***** Supplied data

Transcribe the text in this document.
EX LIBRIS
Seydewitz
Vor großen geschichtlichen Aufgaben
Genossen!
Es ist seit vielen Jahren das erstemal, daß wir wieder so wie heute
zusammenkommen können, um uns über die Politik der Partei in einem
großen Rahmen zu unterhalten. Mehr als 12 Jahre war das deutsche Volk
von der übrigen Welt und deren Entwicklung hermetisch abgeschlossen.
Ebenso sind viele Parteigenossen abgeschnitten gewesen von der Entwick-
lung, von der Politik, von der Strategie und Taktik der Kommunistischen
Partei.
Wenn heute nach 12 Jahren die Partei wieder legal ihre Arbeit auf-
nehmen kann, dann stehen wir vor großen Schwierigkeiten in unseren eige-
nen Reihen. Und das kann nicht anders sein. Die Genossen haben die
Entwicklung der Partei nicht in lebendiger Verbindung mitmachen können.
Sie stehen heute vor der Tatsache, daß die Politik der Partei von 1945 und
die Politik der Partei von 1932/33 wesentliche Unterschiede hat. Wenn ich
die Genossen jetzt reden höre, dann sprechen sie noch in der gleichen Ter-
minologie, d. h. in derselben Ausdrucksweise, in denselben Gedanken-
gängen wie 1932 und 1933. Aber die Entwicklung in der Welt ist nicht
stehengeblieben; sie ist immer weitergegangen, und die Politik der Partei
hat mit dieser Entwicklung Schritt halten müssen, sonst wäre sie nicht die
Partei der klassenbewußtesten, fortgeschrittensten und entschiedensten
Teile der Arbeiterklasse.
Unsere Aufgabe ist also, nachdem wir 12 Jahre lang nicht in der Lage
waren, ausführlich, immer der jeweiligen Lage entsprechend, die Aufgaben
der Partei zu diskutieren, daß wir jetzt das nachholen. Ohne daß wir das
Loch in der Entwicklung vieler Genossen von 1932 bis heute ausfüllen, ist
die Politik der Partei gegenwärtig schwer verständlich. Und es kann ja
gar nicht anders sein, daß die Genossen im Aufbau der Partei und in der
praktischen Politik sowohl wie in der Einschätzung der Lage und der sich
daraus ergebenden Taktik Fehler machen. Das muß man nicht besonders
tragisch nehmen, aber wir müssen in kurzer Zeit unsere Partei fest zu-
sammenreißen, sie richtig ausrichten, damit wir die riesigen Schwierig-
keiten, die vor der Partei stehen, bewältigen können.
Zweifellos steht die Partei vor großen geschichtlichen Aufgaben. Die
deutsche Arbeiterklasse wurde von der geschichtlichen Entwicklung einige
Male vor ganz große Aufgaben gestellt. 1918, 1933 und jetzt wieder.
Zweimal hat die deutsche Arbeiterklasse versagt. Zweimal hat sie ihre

**********

The exercise
Scan the entries above and work out how many lines include the word "Lage"; the reply is that number alone.

The output
3